PROBLEM DESCRIPTION
Write out the listing beneath this instruction in its entirety, exactly as it reads.

DATA LINES
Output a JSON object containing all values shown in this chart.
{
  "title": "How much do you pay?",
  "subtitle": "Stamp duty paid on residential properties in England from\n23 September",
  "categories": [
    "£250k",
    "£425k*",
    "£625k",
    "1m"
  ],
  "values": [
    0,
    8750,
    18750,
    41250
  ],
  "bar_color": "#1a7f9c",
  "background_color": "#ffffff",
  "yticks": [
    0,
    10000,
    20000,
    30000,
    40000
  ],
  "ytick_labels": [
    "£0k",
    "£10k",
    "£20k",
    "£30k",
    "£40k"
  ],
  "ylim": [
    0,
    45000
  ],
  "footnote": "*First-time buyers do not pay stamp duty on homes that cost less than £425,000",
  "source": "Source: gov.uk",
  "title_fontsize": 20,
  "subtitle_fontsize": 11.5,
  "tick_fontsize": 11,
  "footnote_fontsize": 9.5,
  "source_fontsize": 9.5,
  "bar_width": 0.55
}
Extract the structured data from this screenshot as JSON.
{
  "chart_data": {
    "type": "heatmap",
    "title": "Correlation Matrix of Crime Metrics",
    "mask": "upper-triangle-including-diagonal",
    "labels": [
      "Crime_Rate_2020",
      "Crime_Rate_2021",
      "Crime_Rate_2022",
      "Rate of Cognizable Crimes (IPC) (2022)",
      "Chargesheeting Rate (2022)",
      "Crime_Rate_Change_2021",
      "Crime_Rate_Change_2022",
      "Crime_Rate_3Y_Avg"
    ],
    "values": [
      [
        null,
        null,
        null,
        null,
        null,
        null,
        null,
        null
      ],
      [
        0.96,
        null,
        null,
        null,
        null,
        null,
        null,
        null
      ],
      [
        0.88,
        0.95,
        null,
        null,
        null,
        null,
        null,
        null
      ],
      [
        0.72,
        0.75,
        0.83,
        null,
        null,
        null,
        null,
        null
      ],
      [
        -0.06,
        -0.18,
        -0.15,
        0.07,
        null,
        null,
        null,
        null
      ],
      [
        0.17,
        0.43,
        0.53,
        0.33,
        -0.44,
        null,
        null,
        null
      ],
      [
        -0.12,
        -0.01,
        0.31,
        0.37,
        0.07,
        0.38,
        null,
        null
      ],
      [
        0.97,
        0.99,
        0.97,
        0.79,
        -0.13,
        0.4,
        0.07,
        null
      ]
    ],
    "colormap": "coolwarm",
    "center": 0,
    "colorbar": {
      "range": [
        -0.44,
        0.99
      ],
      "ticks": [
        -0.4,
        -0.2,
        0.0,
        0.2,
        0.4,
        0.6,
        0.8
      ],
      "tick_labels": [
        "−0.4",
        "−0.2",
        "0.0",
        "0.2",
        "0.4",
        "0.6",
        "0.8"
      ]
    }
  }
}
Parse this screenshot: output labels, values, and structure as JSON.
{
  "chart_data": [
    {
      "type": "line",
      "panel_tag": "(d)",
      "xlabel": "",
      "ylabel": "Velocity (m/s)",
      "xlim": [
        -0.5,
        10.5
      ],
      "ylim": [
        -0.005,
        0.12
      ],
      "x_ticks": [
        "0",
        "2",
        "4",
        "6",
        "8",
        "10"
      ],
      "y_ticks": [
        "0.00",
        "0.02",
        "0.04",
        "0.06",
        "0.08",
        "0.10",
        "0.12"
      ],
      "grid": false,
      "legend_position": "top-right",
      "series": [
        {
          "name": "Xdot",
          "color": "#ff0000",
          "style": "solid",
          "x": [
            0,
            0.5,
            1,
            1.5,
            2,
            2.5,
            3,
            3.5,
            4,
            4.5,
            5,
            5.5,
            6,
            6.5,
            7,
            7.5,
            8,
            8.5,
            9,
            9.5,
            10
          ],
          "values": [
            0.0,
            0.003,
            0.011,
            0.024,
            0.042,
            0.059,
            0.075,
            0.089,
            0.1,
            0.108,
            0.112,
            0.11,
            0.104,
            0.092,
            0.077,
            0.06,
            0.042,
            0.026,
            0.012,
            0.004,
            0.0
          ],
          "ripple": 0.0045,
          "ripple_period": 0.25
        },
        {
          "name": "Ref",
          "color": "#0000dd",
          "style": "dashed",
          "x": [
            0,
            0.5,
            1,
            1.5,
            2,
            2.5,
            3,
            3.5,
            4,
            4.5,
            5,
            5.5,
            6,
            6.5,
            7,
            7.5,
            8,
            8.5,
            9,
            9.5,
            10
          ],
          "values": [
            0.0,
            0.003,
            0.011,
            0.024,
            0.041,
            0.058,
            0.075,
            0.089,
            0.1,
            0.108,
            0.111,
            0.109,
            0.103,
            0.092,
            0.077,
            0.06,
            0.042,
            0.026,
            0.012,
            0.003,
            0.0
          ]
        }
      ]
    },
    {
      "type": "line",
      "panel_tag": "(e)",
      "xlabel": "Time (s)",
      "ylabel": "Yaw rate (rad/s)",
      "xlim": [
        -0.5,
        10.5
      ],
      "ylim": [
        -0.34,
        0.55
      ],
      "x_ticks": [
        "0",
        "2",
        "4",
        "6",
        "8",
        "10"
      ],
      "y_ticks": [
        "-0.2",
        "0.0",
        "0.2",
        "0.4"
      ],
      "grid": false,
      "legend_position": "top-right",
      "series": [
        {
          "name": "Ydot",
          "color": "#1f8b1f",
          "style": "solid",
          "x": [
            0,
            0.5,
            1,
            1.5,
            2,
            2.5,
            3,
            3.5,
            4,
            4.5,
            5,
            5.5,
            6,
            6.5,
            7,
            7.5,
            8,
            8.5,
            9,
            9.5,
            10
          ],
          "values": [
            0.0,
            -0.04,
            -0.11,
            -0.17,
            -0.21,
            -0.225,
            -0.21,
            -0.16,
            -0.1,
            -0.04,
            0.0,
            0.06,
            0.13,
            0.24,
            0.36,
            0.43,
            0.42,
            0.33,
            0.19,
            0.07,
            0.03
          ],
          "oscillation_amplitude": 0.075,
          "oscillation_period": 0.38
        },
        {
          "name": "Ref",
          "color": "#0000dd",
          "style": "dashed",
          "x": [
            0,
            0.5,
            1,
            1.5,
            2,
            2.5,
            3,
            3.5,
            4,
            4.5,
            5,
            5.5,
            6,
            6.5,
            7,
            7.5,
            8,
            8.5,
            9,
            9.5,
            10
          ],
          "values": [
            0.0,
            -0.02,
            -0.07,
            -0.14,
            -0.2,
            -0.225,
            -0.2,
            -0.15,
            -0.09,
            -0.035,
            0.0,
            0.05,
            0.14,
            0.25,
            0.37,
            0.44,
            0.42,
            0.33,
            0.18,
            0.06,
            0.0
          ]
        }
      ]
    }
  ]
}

TASK RESPONSE
Output a JSON object containing all values shown in this chart.
{
  "title": "How much do you pay?",
  "subtitle": "Stamp duty paid on residential properties in England from\n23 September",
  "categories": [
    "£250k",
    "£425k*",
    "£625k",
    "1m"
  ],
  "values": [
    0,
    8750,
    18750,
    41250
  ],
  "bar_color": "#1a7f9c",
  "background_color": "#ffffff",
  "yticks": [
    0,
    10000,
    20000,
    30000,
    40000
  ],
  "ytick_labels": [
    "£0k",
    "£10k",
    "£20k",
    "£30k",
    "£40k"
  ],
  "ylim": [
    0,
    45000
  ],
  "footnote": "*First-time buyers do not pay stamp duty on homes that cost less than £425,000",
  "source": "Source: gov.uk",
  "title_fontsize": 20,
  "subtitle_fontsize": 11.5,
  "tick_fontsize": 11,
  "footnote_fontsize": 9.5,
  "source_fontsize": 9.5,
  "bar_width": 0.55
}
Extract the structured data from this screenshot as JSON.
{
  "chart_data": {
    "type": "heatmap",
    "title": "Correlation Matrix of Crime Metrics",
    "mask": "upper-triangle-including-diagonal",
    "labels": [
      "Crime_Rate_2020",
      "Crime_Rate_2021",
      "Crime_Rate_2022",
      "Rate of Cognizable Crimes (IPC) (2022)",
      "Chargesheeting Rate (2022)",
      "Crime_Rate_Change_2021",
      "Crime_Rate_Change_2022",
      "Crime_Rate_3Y_Avg"
    ],
    "values": [
      [
        null,
        null,
        null,
        null,
        null,
        null,
        null,
        null
      ],
      [
        0.96,
        null,
        null,
        null,
        null,
        null,
        null,
        null
      ],
      [
        0.88,
        0.95,
        null,
        null,
        null,
        null,
        null,
        null
      ],
      [
        0.72,
        0.75,
        0.83,
        null,
        null,
        null,
        null,
        null
      ],
      [
        -0.06,
        -0.18,
        -0.15,
        0.07,
        null,
        null,
        null,
        null
      ],
      [
        0.17,
        0.43,
        0.53,
        0.33,
        -0.44,
        null,
        null,
        null
      ],
      [
        -0.12,
        -0.01,
        0.31,
        0.37,
        0.07,
        0.38,
        null,
        null
      ],
      [
        0.97,
        0.99,
        0.97,
        0.79,
        -0.13,
        0.4,
        0.07,
        null
      ]
    ],
    "colormap": "coolwarm",
    "center": 0,
    "colorbar": {
      "range": [
        -0.44,
        0.99
      ],
      "ticks": [
        -0.4,
        -0.2,
        0.0,
        0.2,
        0.4,
        0.6,
        0.8
      ],
      "tick_labels": [
        "−0.4",
        "−0.2",
        "0.0",
        "0.2",
        "0.4",
        "0.6",
        "0.8"
      ]
    }
  }
}
Parse this screenshot: output labels, values, and structure as JSON.
{
  "chart_data": [
    {
      "type": "line",
      "panel_tag": "(d)",
      "xlabel": "",
      "ylabel": "Velocity (m/s)",
      "xlim": [
        -0.5,
        10.5
      ],
      "ylim": [
        -0.005,
        0.12
      ],
      "x_ticks": [
        "0",
        "2",
        "4",
        "6",
        "8",
        "10"
      ],
      "y_ticks": [
        "0.00",
        "0.02",
        "0.04",
        "0.06",
        "0.08",
        "0.10",
        "0.12"
      ],
      "grid": false,
      "legend_position": "top-right",
      "series": [
        {
          "name": "Xdot",
          "color": "#ff0000",
          "style": "solid",
          "x": [
            0,
            0.5,
            1,
            1.5,
            2,
            2.5,
            3,
            3.5,
            4,
            4.5,
            5,
            5.5,
            6,
            6.5,
            7,
            7.5,
            8,
            8.5,
            9,
            9.5,
            10
          ],
          "values": [
            0.0,
            0.003,
            0.011,
            0.024,
            0.042,
            0.059,
            0.075,
            0.089,
            0.1,
            0.108,
            0.112,
            0.11,
            0.104,
            0.092,
            0.077,
            0.06,
            0.042,
            0.026,
            0.012,
            0.004,
            0.0
          ],
          "ripple": 0.0045,
          "ripple_period": 0.25
        },
        {
          "name": "Ref",
          "color": "#0000dd",
          "style": "dashed",
          "x": [
            0,
            0.5,
            1,
            1.5,
            2,
            2.5,
            3,
            3.5,
            4,
            4.5,
            5,
            5.5,
            6,
            6.5,
            7,
            7.5,
            8,
            8.5,
            9,
            9.5,
            10
          ],
          "values": [
            0.0,
            0.003,
            0.011,
            0.024,
            0.041,
            0.058,
            0.075,
            0.089,
            0.1,
            0.108,
            0.111,
            0.109,
            0.103,
            0.092,
            0.077,
            0.06,
            0.042,
            0.026,
            0.012,
            0.003,
            0.0
          ]
        }
      ]
    },
    {
      "type": "line",
      "panel_tag": "(e)",
      "xlabel": "Time (s)",
      "ylabel": "Yaw rate (rad/s)",
      "xlim": [
        -0.5,
        10.5
      ],
      "ylim": [
        -0.34,
        0.55
      ],
      "x_ticks": [
        "0",
        "2",
        "4",
        "6",
        "8",
        "10"
      ],
      "y_ticks": [
        "-0.2",
        "0.0",
        "0.2",
        "0.4"
      ],
      "grid": false,
      "legend_position": "top-right",
      "series": [
        {
          "name": "Ydot",
          "color": "#1f8b1f",
          "style": "solid",
          "x": [
            0,
            0.5,
            1,
            1.5,
            2,
            2.5,
            3,
            3.5,
            4,
            4.5,
            5,
            5.5,
            6,
            6.5,
            7,
            7.5,
            8,
            8.5,
            9,
            9.5,
            10
          ],
          "values": [
            0.0,
            -0.04,
            -0.11,
            -0.17,
            -0.21,
            -0.225,
            -0.21,
            -0.16,
            -0.1,
            -0.04,
            0.0,
            0.06,
            0.13,
            0.24,
            0.36,
            0.43,
            0.42,
            0.33,
            0.19,
            0.07,
            0.03
          ],
          "oscillation_amplitude": 0.075,
          "oscillation_period": 0.38
        },
        {
          "name": "Ref",
          "color": "#0000dd",
          "style": "dashed",
          "x": [
            0,
            0.5,
            1,
            1.5,
            2,
            2.5,
            3,
            3.5,
            4,
            4.5,
            5,
            5.5,
            6,
            6.5,
            7,
            7.5,
            8,
            8.5,
            9,
            9.5,
            10
          ],
          "values": [
            0.0,
            -0.02,
            -0.07,
            -0.14,
            -0.2,
            -0.225,
            -0.2,
            -0.15,
            -0.09,
            -0.035,
            0.0,
            0.05,
            0.14,
            0.25,
            0.37,
            0.44,
            0.42,
            0.33,
            0.18,
            0.06,
            0.0
          ]
        }
      ]
    }
  ]
}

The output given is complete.